▶ _Exercise goal_
Scan the material for the word "comerciales", and copy each line where it shows up.
________________________
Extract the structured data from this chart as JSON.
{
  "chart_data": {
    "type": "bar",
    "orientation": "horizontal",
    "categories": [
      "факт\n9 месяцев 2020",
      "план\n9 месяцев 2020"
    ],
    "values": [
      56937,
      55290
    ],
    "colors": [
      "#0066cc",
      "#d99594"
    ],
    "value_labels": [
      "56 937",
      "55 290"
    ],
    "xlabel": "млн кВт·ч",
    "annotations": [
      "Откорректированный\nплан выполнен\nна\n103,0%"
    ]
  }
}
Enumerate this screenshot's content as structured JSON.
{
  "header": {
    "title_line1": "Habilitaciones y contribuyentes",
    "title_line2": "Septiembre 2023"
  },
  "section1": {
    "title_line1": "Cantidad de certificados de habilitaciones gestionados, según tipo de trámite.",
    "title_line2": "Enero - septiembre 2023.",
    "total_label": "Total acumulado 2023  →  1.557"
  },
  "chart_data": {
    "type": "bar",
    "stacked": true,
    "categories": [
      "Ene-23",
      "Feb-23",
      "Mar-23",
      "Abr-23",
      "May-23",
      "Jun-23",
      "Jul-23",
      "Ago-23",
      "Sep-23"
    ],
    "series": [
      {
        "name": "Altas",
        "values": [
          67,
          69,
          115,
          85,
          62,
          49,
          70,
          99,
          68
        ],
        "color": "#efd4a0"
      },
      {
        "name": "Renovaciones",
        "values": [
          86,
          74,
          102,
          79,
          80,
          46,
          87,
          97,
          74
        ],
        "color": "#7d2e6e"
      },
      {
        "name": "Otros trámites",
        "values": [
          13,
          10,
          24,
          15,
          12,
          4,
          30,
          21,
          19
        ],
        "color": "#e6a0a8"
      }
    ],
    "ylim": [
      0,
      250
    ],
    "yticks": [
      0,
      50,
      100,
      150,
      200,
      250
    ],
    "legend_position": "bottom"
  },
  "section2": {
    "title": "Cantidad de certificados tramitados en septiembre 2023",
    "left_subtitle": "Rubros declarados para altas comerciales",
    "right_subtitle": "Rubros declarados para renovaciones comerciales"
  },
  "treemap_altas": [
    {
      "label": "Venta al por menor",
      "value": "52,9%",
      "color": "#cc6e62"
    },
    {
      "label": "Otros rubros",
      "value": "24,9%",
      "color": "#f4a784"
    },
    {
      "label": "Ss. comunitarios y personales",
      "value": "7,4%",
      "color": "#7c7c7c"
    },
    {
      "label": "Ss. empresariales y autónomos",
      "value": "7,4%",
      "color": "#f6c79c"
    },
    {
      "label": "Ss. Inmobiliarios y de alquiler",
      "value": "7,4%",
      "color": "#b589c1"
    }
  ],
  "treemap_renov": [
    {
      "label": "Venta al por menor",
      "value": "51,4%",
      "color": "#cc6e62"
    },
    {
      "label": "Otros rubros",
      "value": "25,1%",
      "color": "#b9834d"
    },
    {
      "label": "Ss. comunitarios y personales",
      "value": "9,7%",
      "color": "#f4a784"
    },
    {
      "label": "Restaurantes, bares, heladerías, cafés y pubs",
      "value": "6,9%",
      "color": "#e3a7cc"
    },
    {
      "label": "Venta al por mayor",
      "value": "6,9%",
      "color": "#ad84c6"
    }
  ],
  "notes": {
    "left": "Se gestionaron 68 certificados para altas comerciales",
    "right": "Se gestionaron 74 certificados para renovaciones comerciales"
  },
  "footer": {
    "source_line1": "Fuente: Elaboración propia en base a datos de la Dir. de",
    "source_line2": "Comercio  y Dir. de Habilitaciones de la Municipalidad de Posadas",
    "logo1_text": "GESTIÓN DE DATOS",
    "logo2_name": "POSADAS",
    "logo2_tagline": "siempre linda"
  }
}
________________________
▶ _Task response_
    "left_subtitle": "Rubros declarados para altas comerciales",
    "right_subtitle": "Rubros declarados para renovaciones comerciales"
    "left": "Se gestionaron 68 certificados para altas comerciales",
    "right": "Se gestionaron 74 certificados para renovaciones comerciales"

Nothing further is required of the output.